Identify each line containing the word "What" and copy it.

START Records provided

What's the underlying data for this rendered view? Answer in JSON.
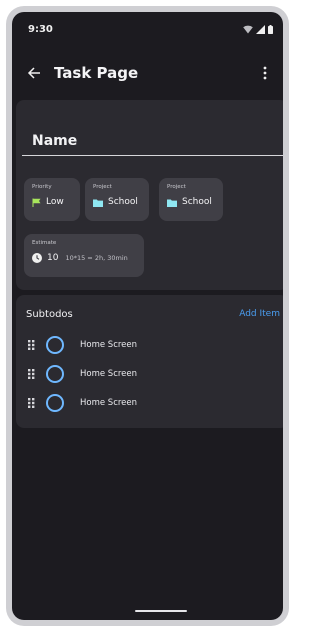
{
  "status_bar": {
    "time": "9:30"
  },
  "app_bar": {
    "title": "Task Page"
  },
  "task": {
    "name": "Name",
    "chips": [
      {
        "label": "Priority",
        "value": "Low",
        "icon": "flag-icon",
        "icon_color": "#a8e65c"
      },
      {
        "label": "Project",
        "value": "School",
        "icon": "folder-icon",
        "icon_color": "#8fe7f2"
      },
      {
        "label": "Project",
        "value": "School",
        "icon": "folder-icon",
        "icon_color": "#8fe7f2"
      }
    ],
    "estimate": {
      "label": "Estimate",
      "value": "10",
      "detail": "10*15 = 2h, 30min",
      "icon": "clock-icon"
    }
  },
  "subtodos": {
    "title": "Subtodos",
    "add_label": "Add Item",
    "items": [
      {
        "text": "Home Screen"
      },
      {
        "text": "Home Screen"
      },
      {
        "text": "Home Screen"
      }
    ]
  },
  "colors": {
    "background": "#1c1b20",
    "card": "#2b2a30",
    "chip": "#403f46",
    "accent": "#4a9df0",
    "checkbox": "#6fb8ff"
  }
}
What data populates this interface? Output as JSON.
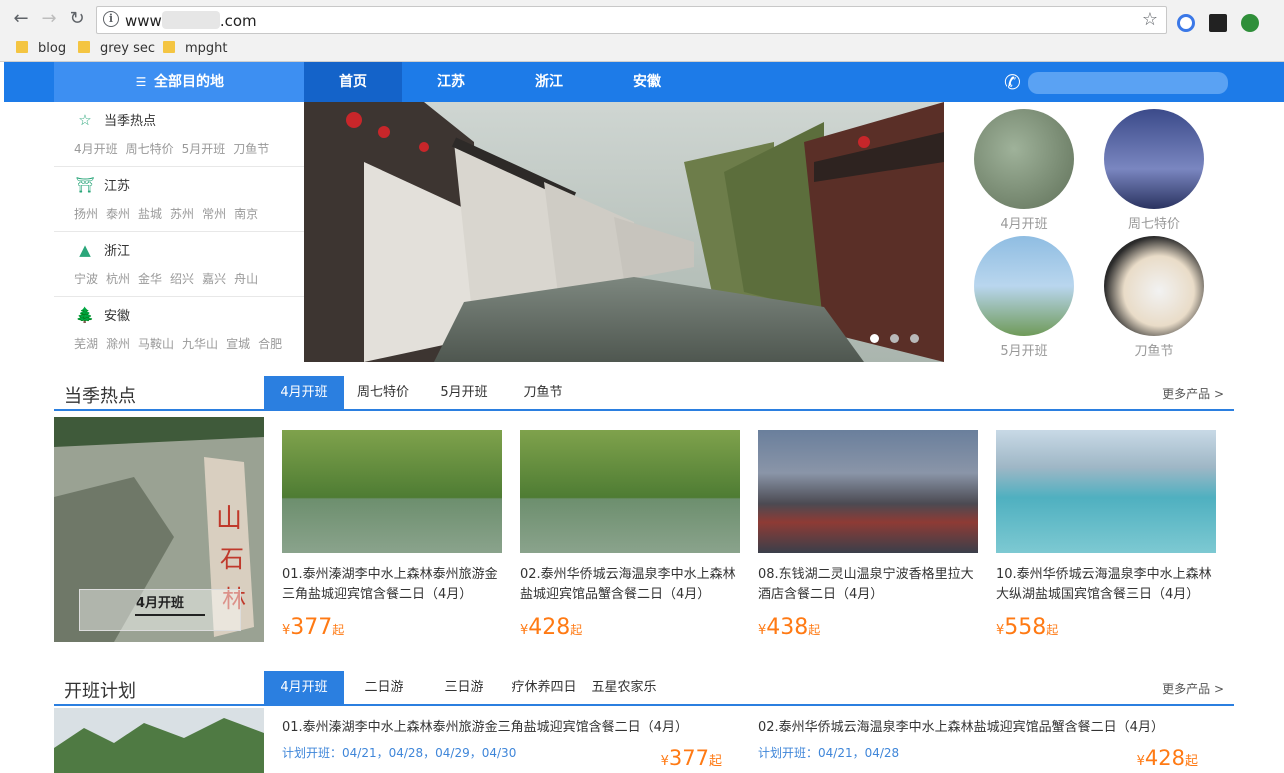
{
  "browser": {
    "url_prefix": "www",
    "url_suffix": ".com",
    "bookmarks": [
      "blog",
      "grey sec",
      "mpght"
    ]
  },
  "nav": {
    "all_destinations": "全部目的地",
    "items": [
      "首页",
      "江苏",
      "浙江",
      "安徽"
    ]
  },
  "sidemenu": [
    {
      "title": "当季热点",
      "icon": "star-icon",
      "links": [
        "4月开班",
        "周七特价",
        "5月开班",
        "刀鱼节"
      ]
    },
    {
      "title": "江苏",
      "icon": "pagoda-icon",
      "links": [
        "扬州",
        "泰州",
        "盐城",
        "苏州",
        "常州",
        "南京"
      ]
    },
    {
      "title": "浙江",
      "icon": "mountain-icon",
      "links": [
        "宁波",
        "杭州",
        "金华",
        "绍兴",
        "嘉兴",
        "舟山"
      ]
    },
    {
      "title": "安徽",
      "icon": "pine-icon",
      "links": [
        "芜湖",
        "滁州",
        "马鞍山",
        "九华山",
        "宣城",
        "合肥"
      ]
    }
  ],
  "circles": [
    "4月开班",
    "周七特价",
    "5月开班",
    "刀鱼节"
  ],
  "section1": {
    "title": "当季热点",
    "tabs": [
      "4月开班",
      "周七特价",
      "5月开班",
      "刀鱼节"
    ],
    "more": "更多产品 >",
    "feature_caption": "4月开班",
    "cards": [
      {
        "title": "01.泰州溱湖李中水上森林泰州旅游金三角盐城迎宾馆含餐二日（4月）",
        "currency": "¥",
        "price": "377",
        "unit": "起"
      },
      {
        "title": "02.泰州华侨城云海温泉李中水上森林盐城迎宾馆品蟹含餐二日（4月）",
        "currency": "¥",
        "price": "428",
        "unit": "起"
      },
      {
        "title": "08.东钱湖二灵山温泉宁波香格里拉大酒店含餐二日（4月）",
        "currency": "¥",
        "price": "438",
        "unit": "起"
      },
      {
        "title": "10.泰州华侨城云海温泉李中水上森林大纵湖盐城国宾馆含餐三日（4月）",
        "currency": "¥",
        "price": "558",
        "unit": "起"
      }
    ]
  },
  "section2": {
    "title": "开班计划",
    "tabs": [
      "4月开班",
      "二日游",
      "三日游",
      "疗休养四日",
      "五星农家乐"
    ],
    "more": "更多产品 >",
    "plans": [
      {
        "title": "01.泰州溱湖李中水上森林泰州旅游金三角盐城迎宾馆含餐二日（4月）",
        "dates": "计划开班：04/21，04/28，04/29，04/30",
        "currency": "¥",
        "price": "377",
        "unit": "起"
      },
      {
        "title": "02.泰州华侨城云海温泉李中水上森林盐城迎宾馆品蟹含餐二日（4月）",
        "dates": "计划开班：04/21，04/28",
        "currency": "¥",
        "price": "428",
        "unit": "起"
      }
    ]
  }
}
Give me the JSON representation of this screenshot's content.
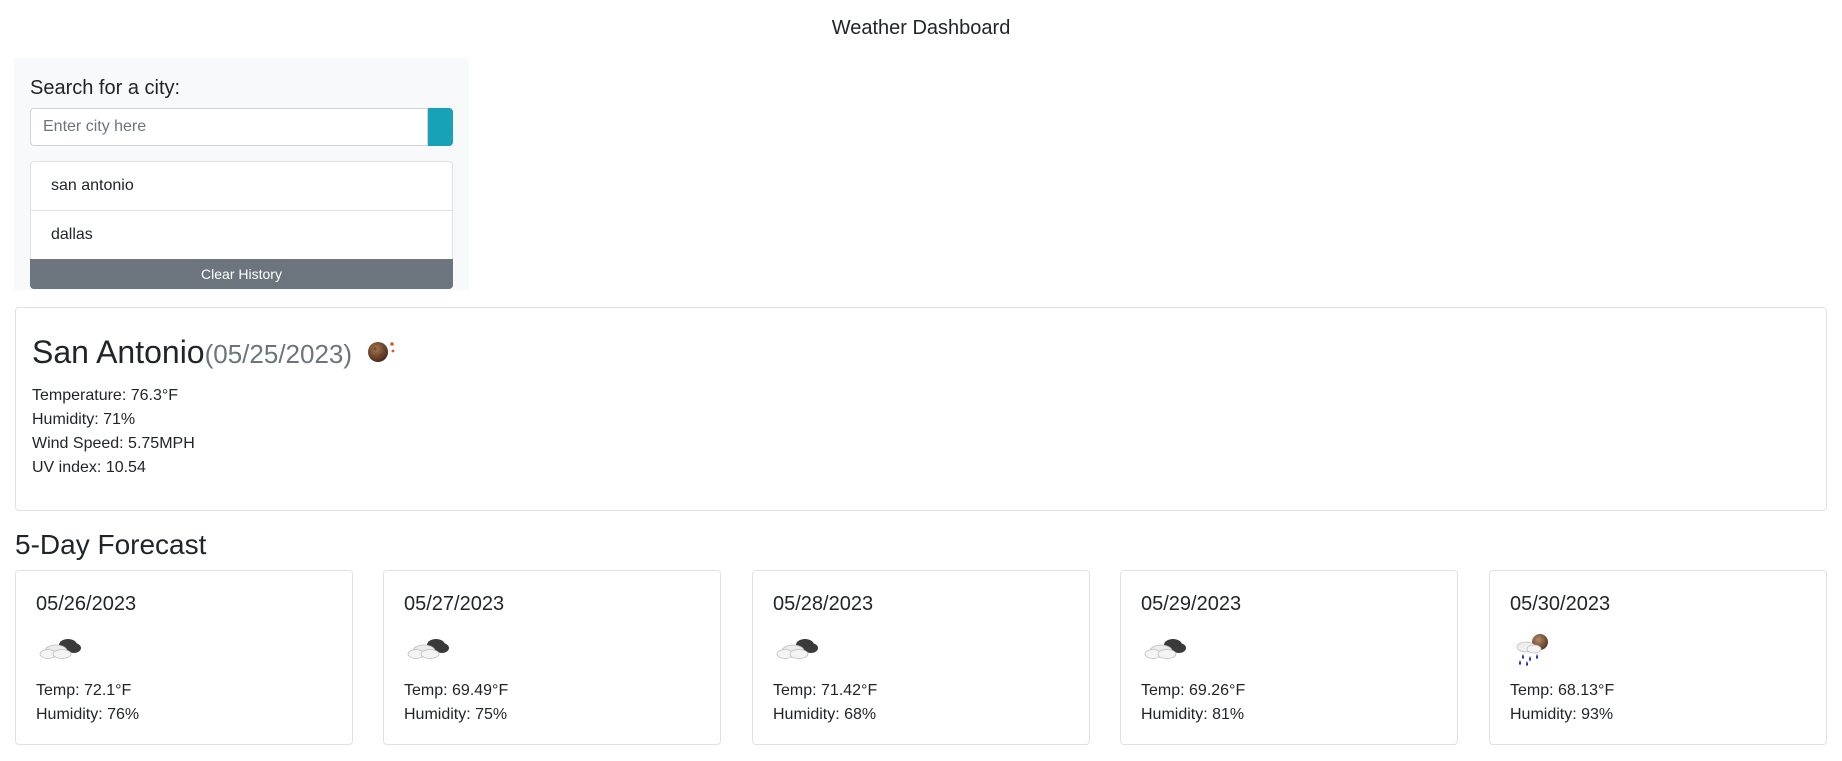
{
  "header": {
    "title": "Weather Dashboard"
  },
  "search": {
    "label": "Search for a city:",
    "placeholder": "Enter city here",
    "button_color": "#17a2b8"
  },
  "history": {
    "items": [
      {
        "label": "san antonio"
      },
      {
        "label": "dallas"
      }
    ],
    "clear_label": "Clear History"
  },
  "current": {
    "city": "San Antonio",
    "date": "(05/25/2023)",
    "icon": "clear-night-moon-icon",
    "temperature": "Temperature: 76.3°F",
    "humidity": "Humidity: 71%",
    "wind": "Wind Speed: 5.75MPH",
    "uv": "UV index: 10.54"
  },
  "forecast": {
    "title": "5-Day Forecast",
    "days": [
      {
        "date": "05/26/2023",
        "icon": "cloudy-icon",
        "temp": "Temp: 72.1°F",
        "humidity": "Humidity: 76%"
      },
      {
        "date": "05/27/2023",
        "icon": "cloudy-icon",
        "temp": "Temp: 69.49°F",
        "humidity": "Humidity: 75%"
      },
      {
        "date": "05/28/2023",
        "icon": "cloudy-icon",
        "temp": "Temp: 71.42°F",
        "humidity": "Humidity: 68%"
      },
      {
        "date": "05/29/2023",
        "icon": "cloudy-icon",
        "temp": "Temp: 69.26°F",
        "humidity": "Humidity: 81%"
      },
      {
        "date": "05/30/2023",
        "icon": "rain-night-icon",
        "temp": "Temp: 68.13°F",
        "humidity": "Humidity: 93%"
      }
    ]
  }
}
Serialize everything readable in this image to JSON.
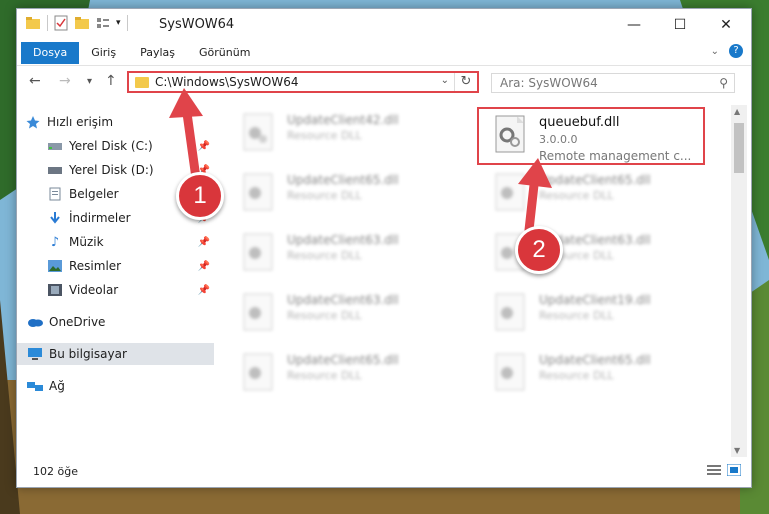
{
  "window": {
    "title": "SysWOW64",
    "controls": {
      "minimize": "—",
      "maximize": "☐",
      "close": "✕"
    }
  },
  "ribbon": {
    "tabs": [
      "Dosya",
      "Giriş",
      "Paylaş",
      "Görünüm"
    ],
    "help_label": "?"
  },
  "nav": {
    "back": "←",
    "forward": "→",
    "recent": "▾",
    "up": "↑",
    "address_path": "C:\\Windows\\SysWOW64",
    "address_dropdown": "⌄",
    "refresh": "↻",
    "search_placeholder": "Ara: SysWOW64"
  },
  "sidebar": {
    "items": [
      {
        "label": "Hızlı erişim",
        "icon": "star-icon",
        "pinned": false
      },
      {
        "label": "Yerel Disk (C:)",
        "icon": "drive-icon",
        "pinned": true
      },
      {
        "label": "Yerel Disk (D:)",
        "icon": "drive-icon",
        "pinned": true
      },
      {
        "label": "Belgeler",
        "icon": "documents-icon",
        "pinned": false
      },
      {
        "label": "İndirmeler",
        "icon": "download-icon",
        "pinned": true
      },
      {
        "label": "Müzik",
        "icon": "music-icon",
        "pinned": true
      },
      {
        "label": "Resimler",
        "icon": "pictures-icon",
        "pinned": true
      },
      {
        "label": "Videolar",
        "icon": "videos-icon",
        "pinned": true
      },
      {
        "label": "OneDrive",
        "icon": "cloud-icon",
        "pinned": false
      },
      {
        "label": "Bu bilgisayar",
        "icon": "computer-icon",
        "pinned": false,
        "selected": true
      },
      {
        "label": "Ağ",
        "icon": "network-icon",
        "pinned": false
      }
    ]
  },
  "files": [
    {
      "name": "UpdateClient42.dll",
      "desc": "Resource DLL",
      "blurred": true
    },
    {
      "name": "queuebuf.dll",
      "version": "3.0.0.0",
      "desc": "Remote management c...",
      "blurred": false
    },
    {
      "name": "UpdateClient65.dll",
      "desc": "Resource DLL",
      "blurred": true
    },
    {
      "name": "UpdateClient65.dll",
      "desc": "Resource DLL",
      "blurred": true
    },
    {
      "name": "UpdateClient63.dll",
      "desc": "Resource DLL",
      "blurred": true
    },
    {
      "name": "UpdateClient63.dll",
      "desc": "Resource DLL",
      "blurred": true
    },
    {
      "name": "UpdateClient63.dll",
      "desc": "Resource DLL",
      "blurred": true
    },
    {
      "name": "UpdateClient19.dll",
      "desc": "Resource DLL",
      "blurred": true
    },
    {
      "name": "UpdateClient65.dll",
      "desc": "Resource DLL",
      "blurred": true
    },
    {
      "name": "UpdateClient65.dll",
      "desc": "Resource DLL",
      "blurred": true
    }
  ],
  "status": {
    "item_count": "102 öğe"
  },
  "annotations": {
    "badge1": "1",
    "badge2": "2",
    "color": "#d9363b"
  },
  "colors": {
    "accent": "#1979ca",
    "highlight": "#e0444a"
  }
}
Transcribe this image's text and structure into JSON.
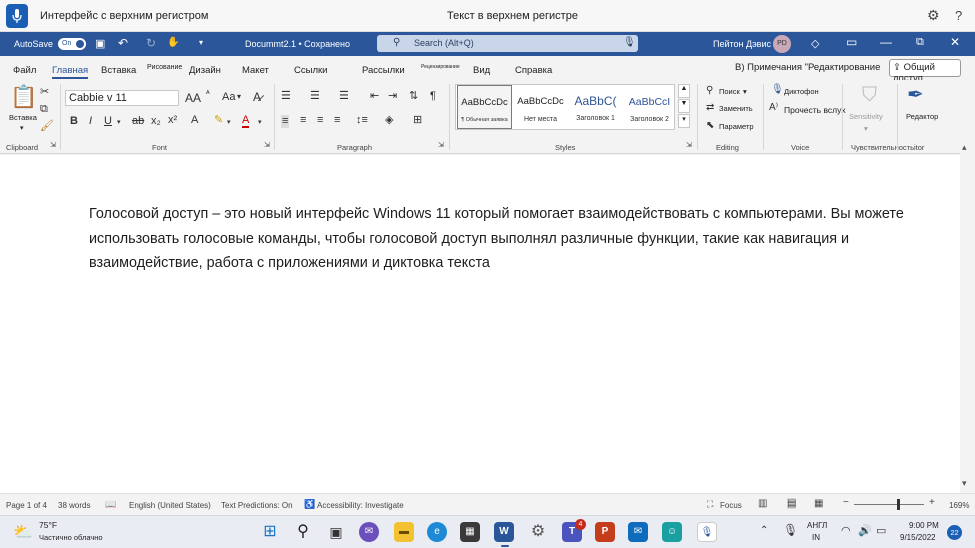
{
  "voice_access": {
    "title": "Интерфейс с верхним регистром",
    "center_text": "Текст в верхнем регистре"
  },
  "titlebar": {
    "autosave_label": "AutoSave",
    "autosave_state": "On",
    "doc_name": "Docummt2.1 • Сохранено",
    "search_placeholder": "Search (Alt+Q)",
    "user_name": "Пейтон Дэвис",
    "user_initials": "PD"
  },
  "tabs": [
    "Файл",
    "Главная",
    "Вставка",
    "Рисование",
    "Дизайн",
    "Макет",
    "Ссылки",
    "Рассылки",
    "Рецензирование",
    "Вид",
    "Справка"
  ],
  "tab_right": {
    "comments": "B) Примечания",
    "editing": "\"Редактирование",
    "share": "Общий доступ"
  },
  "ribbon": {
    "paste_label": "Вставка",
    "font_name": "Cabbie v 11",
    "styles": [
      {
        "preview": "AaBbCcDc",
        "name": "¶ Обычная заявка"
      },
      {
        "preview": "AaBbCcDc",
        "name": "Нет места"
      },
      {
        "preview": "AaBbC(",
        "name": "Заголовок 1"
      },
      {
        "preview": "AaBbCcI",
        "name": "Заголовок 2"
      }
    ],
    "editing_items": [
      "Поиск",
      "Заменить",
      "Параметр"
    ],
    "voice_items": [
      "Диктофон",
      "Прочесть вслух"
    ],
    "sensitivity_label": "Sensitivity",
    "editor_label": "Редактор",
    "group_labels": {
      "clipboard": "Clipboard",
      "font": "Font",
      "paragraph": "Paragraph",
      "styles": "Styles",
      "editing": "Editing",
      "voice": "Voice",
      "sensitivity": "Чувствительность",
      "editor": "itor"
    }
  },
  "document": {
    "body": "Голосовой доступ – это новый интерфейс Windows 11 который помогает взаимодействовать с компьютерами. Вы можете использовать голосовые команды, чтобы голосовой доступ выполнял различные функции, такие как навигация и взаимодействие, работа с приложениями и диктовка текста"
  },
  "statusbar": {
    "page": "Page 1 of 4",
    "words": "38 words",
    "language": "English (United States)",
    "predictions": "Text Predictions: On",
    "accessibility": "Accessibility: Investigate",
    "focus": "Focus",
    "zoom": "169%"
  },
  "taskbar": {
    "temp": "75°F",
    "weather": "Частично облачно",
    "lang_top": "АНГЛ",
    "lang_bottom": "IN",
    "time": "9:00 PM",
    "date": "9/15/2022",
    "notifications": "22",
    "teams_badge": "4"
  },
  "colors": {
    "word_blue": "#2b579a",
    "voice_blue": "#1a5fb4"
  }
}
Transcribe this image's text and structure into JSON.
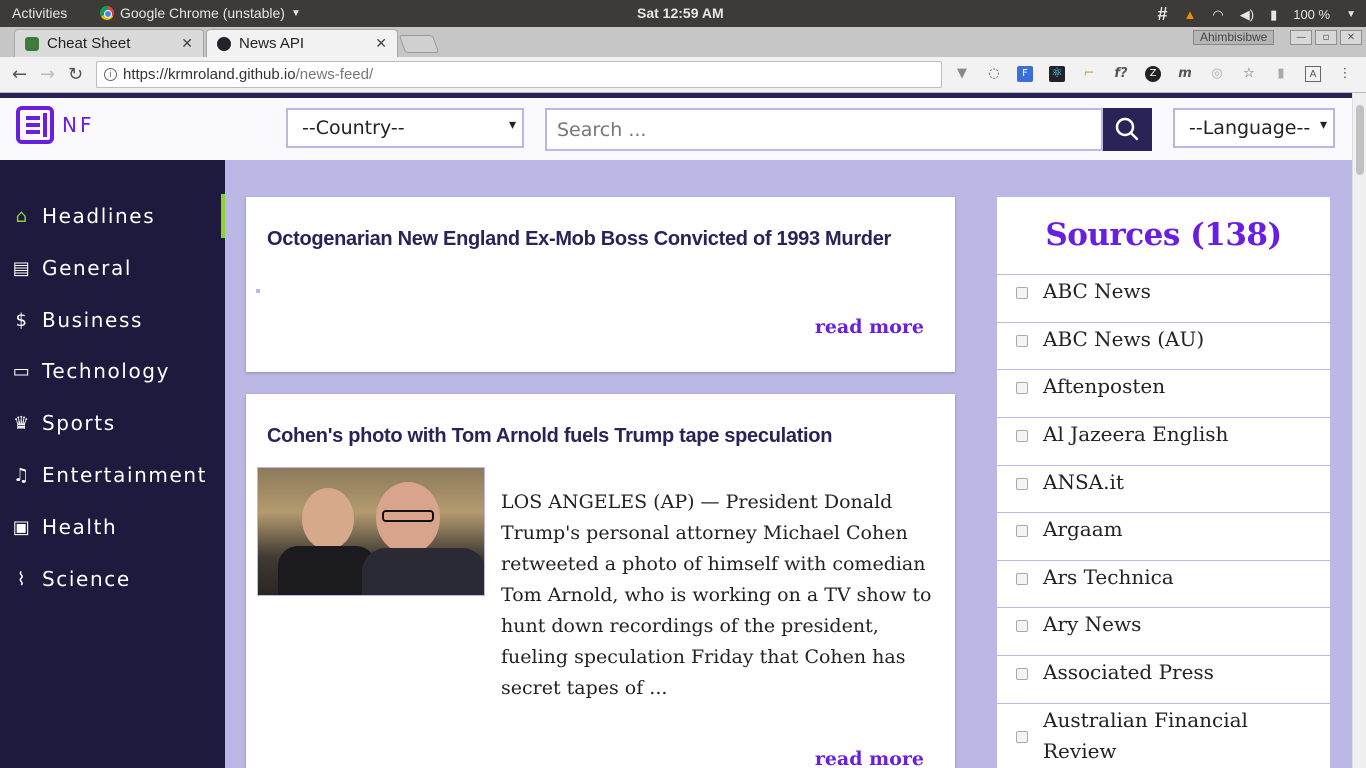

END Records provided

# [Solution for this exercise]
What's the underlying data for this rendered view? Answer in JSON.
What data populates this interface? Output as JSON.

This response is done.